▶ **DESCRIPTION OF THE TASK**:
Check each line of the entries below for the string "CsmApiApplication"; copy every line where it appears.

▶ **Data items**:
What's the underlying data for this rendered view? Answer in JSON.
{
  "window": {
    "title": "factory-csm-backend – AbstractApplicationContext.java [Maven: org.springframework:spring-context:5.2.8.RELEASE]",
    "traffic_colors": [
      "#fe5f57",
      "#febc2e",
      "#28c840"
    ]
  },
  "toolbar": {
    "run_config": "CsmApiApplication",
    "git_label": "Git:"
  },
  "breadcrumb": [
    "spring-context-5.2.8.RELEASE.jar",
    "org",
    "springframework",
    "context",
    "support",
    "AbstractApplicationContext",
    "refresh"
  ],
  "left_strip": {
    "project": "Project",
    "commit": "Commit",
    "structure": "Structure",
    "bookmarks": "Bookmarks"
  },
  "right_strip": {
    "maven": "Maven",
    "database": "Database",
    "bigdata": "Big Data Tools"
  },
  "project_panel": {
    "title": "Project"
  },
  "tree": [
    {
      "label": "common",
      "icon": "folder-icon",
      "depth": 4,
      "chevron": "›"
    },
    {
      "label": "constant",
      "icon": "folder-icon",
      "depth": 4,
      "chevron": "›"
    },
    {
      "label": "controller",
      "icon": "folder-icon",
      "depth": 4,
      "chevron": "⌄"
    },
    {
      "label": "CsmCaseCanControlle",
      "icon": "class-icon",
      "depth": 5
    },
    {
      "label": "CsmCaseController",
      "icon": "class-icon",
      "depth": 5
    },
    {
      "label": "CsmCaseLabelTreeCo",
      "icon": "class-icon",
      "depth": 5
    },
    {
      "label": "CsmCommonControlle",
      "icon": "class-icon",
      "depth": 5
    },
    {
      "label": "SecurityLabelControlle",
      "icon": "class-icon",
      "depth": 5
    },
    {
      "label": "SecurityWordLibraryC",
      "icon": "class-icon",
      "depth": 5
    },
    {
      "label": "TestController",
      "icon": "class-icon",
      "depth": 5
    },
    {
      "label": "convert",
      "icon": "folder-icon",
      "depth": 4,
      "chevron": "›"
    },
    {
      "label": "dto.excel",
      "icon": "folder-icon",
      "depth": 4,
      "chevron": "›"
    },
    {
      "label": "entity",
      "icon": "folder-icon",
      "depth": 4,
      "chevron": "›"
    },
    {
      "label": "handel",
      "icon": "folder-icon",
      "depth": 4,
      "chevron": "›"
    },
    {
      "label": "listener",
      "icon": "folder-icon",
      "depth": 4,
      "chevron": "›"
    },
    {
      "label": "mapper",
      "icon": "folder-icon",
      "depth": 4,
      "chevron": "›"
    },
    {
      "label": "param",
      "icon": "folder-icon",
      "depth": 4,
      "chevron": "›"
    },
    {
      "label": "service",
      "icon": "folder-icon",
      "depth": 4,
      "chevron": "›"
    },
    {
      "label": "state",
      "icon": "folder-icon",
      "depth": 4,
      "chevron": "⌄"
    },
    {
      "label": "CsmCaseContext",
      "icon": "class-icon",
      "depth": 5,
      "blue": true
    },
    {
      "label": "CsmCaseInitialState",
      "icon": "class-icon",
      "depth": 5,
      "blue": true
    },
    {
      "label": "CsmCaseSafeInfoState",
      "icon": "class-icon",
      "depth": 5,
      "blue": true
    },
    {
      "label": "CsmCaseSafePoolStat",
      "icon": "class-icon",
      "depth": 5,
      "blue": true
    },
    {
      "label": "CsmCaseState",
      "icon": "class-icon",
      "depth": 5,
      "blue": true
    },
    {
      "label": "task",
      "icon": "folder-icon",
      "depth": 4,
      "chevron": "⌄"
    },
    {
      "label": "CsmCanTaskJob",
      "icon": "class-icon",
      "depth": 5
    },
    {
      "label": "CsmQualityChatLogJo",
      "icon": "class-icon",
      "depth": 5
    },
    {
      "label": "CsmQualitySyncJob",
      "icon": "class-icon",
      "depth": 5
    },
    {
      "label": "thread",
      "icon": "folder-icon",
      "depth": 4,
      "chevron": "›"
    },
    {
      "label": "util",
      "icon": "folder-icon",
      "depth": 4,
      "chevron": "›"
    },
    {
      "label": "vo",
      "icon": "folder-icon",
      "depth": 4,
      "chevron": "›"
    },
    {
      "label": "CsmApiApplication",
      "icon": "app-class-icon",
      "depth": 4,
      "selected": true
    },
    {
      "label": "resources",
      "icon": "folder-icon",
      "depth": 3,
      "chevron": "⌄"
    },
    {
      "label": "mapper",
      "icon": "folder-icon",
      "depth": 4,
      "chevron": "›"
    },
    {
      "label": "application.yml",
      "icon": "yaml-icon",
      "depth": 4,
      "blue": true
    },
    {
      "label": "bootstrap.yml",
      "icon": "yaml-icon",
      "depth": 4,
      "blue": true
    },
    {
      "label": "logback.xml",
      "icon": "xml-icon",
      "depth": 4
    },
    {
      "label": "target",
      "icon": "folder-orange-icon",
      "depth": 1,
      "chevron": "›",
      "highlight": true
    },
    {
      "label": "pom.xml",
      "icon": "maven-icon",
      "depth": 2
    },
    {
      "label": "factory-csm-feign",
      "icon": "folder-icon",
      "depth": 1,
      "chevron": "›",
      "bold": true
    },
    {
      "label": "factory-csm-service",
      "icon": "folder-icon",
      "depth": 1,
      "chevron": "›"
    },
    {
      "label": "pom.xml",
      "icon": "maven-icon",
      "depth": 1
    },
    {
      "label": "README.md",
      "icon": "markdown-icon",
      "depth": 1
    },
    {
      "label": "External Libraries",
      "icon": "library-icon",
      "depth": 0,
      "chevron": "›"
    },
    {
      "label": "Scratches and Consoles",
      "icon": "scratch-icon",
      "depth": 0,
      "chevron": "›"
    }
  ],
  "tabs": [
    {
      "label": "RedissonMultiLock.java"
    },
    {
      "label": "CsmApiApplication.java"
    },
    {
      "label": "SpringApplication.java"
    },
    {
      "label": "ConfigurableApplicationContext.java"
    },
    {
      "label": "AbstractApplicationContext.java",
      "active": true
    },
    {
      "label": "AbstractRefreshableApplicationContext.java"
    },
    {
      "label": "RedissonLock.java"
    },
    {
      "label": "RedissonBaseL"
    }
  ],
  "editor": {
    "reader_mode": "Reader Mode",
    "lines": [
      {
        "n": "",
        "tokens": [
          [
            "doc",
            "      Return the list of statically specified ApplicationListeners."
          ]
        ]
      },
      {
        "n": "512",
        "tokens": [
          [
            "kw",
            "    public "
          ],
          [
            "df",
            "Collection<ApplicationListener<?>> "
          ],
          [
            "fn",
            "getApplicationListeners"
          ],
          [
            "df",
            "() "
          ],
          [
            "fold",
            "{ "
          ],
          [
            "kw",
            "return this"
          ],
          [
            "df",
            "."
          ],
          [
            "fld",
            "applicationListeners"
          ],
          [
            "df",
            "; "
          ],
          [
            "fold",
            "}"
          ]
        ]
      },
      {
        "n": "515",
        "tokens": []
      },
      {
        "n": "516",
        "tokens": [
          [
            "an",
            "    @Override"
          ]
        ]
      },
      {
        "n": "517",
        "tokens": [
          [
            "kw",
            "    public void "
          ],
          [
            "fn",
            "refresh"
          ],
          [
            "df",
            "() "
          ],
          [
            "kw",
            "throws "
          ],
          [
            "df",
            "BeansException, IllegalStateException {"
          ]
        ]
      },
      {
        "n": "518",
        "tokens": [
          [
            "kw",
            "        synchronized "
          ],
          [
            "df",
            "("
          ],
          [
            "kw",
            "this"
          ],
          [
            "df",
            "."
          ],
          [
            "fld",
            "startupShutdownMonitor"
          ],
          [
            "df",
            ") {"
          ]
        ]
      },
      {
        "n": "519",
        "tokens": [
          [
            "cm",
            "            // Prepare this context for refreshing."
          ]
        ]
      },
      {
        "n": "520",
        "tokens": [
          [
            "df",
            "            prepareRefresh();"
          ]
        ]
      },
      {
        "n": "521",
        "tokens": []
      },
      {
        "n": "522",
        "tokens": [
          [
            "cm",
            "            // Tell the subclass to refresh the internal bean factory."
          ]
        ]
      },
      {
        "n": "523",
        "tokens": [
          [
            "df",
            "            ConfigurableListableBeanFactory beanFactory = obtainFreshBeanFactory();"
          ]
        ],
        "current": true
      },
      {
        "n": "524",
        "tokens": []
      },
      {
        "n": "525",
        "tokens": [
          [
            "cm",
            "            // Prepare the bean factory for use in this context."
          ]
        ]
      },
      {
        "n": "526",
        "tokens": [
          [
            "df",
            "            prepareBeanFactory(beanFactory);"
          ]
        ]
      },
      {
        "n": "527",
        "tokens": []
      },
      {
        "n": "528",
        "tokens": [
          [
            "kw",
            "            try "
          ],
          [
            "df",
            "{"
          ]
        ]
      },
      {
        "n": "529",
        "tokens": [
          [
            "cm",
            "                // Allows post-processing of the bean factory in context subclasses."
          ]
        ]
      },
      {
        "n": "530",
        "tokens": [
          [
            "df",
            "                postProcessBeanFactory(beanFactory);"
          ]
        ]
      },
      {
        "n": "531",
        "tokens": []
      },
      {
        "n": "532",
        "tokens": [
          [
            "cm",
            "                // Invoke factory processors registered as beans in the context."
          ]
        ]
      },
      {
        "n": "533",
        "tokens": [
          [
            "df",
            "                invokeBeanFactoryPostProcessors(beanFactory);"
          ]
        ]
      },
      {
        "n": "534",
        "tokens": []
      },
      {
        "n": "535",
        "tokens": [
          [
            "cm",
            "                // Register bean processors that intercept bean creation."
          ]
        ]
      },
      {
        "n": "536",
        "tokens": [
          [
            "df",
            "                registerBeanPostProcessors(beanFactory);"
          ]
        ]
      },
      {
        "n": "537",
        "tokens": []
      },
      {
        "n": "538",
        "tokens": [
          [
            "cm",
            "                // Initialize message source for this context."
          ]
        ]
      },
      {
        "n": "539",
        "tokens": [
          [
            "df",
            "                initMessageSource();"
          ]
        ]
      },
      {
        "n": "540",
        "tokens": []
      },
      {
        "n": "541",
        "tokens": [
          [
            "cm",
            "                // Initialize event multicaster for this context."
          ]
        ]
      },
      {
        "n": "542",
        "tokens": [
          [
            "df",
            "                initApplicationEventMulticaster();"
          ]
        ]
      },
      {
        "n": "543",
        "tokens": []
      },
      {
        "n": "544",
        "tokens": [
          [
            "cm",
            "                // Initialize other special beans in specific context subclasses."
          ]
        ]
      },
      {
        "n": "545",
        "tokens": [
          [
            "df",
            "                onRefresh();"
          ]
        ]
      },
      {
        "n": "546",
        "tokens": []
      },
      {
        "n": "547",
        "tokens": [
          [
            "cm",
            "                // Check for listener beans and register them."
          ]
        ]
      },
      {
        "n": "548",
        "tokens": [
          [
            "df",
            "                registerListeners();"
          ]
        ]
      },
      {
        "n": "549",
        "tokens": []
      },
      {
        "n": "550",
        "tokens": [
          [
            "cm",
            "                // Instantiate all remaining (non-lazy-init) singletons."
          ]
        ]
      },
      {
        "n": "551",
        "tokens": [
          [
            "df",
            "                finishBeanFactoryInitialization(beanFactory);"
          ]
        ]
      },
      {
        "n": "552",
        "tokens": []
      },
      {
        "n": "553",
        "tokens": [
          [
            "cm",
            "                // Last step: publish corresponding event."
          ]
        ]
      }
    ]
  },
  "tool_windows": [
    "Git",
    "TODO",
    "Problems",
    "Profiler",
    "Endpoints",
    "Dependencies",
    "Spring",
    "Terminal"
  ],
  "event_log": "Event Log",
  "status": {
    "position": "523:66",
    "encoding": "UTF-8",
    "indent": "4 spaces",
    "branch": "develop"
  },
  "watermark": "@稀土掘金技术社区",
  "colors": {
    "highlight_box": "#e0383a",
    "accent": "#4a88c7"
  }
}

▶ **EXERCISE ANSWER**:
    "run_config": "CsmApiApplication",
      "label": "CsmApiApplication",
      "label": "CsmApiApplication.java"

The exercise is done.